Problem description
Every record must be repeated exactly, with no omission.

Exercise data
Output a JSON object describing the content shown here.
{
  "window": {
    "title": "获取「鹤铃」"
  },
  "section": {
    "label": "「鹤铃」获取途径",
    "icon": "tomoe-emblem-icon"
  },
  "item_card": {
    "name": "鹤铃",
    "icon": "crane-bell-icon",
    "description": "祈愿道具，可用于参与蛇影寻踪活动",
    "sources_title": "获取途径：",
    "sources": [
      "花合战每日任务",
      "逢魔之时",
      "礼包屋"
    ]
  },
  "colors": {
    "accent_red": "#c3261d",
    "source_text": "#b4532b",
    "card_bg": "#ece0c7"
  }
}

Final result
Output a JSON object describing the content shown here.
{
  "window": {
    "title": "获取「鹤铃」"
  },
  "section": {
    "label": "「鹤铃」获取途径",
    "icon": "tomoe-emblem-icon"
  },
  "item_card": {
    "name": "鹤铃",
    "icon": "crane-bell-icon",
    "description": "祈愿道具，可用于参与蛇影寻踪活动",
    "sources_title": "获取途径：",
    "sources": [
      "花合战每日任务",
      "逢魔之时",
      "礼包屋"
    ]
  },
  "colors": {
    "accent_red": "#c3261d",
    "source_text": "#b4532b",
    "card_bg": "#ece0c7"
  }
}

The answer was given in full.